> _Work instructions_:
Set out every line bearing the string "但他的代表角色和代表作还是挺多的".

(Rows from a dataset)
○ ○ ○

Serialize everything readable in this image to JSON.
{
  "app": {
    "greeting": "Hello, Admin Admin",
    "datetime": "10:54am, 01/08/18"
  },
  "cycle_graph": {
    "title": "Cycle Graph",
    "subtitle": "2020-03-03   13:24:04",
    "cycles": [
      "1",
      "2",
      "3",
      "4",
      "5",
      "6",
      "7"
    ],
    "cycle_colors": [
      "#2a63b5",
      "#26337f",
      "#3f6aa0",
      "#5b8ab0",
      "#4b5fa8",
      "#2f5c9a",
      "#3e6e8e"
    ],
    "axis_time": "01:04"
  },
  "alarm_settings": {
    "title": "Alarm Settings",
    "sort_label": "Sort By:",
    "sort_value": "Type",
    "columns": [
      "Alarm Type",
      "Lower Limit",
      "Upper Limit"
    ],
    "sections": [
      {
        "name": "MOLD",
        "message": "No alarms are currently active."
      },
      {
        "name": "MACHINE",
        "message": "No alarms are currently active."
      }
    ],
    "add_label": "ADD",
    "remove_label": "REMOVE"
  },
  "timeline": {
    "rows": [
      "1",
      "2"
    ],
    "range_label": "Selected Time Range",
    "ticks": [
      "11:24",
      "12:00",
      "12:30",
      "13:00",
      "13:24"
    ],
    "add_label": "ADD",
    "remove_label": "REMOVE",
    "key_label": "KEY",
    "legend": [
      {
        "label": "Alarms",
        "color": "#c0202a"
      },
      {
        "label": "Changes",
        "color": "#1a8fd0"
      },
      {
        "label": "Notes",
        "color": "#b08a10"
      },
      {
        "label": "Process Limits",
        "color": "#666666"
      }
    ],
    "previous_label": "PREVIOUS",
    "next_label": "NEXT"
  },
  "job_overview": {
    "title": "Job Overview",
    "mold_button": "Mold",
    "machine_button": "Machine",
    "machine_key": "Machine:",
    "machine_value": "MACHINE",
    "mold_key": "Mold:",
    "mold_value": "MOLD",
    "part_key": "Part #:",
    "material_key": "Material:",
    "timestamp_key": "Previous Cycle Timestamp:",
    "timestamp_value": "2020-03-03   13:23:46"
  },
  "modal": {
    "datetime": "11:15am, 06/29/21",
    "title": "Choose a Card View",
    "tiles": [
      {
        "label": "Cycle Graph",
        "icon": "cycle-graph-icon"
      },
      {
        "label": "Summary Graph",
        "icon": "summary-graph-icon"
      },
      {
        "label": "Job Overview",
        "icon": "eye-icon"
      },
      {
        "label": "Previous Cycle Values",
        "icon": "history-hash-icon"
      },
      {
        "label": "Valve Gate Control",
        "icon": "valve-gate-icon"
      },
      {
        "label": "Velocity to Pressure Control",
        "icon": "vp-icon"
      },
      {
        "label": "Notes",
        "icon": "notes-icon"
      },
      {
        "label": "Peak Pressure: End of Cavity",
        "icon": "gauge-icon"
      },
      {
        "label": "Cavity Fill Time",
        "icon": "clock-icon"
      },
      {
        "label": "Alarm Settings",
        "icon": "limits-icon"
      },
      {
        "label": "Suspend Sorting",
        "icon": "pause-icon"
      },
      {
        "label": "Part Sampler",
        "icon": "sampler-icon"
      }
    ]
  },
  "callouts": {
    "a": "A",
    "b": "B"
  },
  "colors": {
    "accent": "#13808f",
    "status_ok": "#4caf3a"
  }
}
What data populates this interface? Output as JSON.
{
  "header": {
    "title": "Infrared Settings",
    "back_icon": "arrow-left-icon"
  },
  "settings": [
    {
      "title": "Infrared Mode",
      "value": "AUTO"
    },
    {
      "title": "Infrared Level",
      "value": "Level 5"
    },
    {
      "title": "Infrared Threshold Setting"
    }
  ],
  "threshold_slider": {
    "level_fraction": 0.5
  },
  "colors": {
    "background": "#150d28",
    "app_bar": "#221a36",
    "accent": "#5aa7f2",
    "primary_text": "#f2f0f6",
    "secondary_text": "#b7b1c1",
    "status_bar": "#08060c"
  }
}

○ ○ ○

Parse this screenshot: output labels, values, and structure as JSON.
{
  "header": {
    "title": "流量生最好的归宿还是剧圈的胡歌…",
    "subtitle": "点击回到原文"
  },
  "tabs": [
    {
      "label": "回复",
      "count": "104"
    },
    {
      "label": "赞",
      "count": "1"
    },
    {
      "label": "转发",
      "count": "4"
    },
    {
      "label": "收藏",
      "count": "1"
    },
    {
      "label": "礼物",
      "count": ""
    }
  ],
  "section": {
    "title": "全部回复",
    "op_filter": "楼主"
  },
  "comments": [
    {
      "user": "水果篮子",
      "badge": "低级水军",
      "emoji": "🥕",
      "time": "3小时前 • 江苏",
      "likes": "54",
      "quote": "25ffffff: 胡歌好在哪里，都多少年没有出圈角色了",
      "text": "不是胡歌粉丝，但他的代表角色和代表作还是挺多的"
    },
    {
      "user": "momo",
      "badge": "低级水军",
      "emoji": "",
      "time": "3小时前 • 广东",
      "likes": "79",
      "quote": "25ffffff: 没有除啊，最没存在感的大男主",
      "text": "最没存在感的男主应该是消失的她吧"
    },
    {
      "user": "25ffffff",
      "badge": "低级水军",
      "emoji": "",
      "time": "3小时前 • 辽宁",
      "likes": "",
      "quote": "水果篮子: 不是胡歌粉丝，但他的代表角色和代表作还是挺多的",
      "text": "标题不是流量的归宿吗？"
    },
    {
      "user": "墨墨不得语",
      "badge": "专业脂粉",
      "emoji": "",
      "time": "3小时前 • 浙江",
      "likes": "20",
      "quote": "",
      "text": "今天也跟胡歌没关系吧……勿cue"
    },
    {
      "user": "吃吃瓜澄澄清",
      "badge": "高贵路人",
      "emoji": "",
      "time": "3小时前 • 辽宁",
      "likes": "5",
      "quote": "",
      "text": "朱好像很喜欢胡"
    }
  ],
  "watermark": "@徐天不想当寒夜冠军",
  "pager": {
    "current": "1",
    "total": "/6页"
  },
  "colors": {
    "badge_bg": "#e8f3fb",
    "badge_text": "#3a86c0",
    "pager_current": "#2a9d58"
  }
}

○ ○ ○

> _Exercise output_:
      "text": "不是胡歌粉丝，但他的代表角色和代表作还是挺多的"
      "quote": "水果篮子: 不是胡歌粉丝，但他的代表角色和代表作还是挺多的",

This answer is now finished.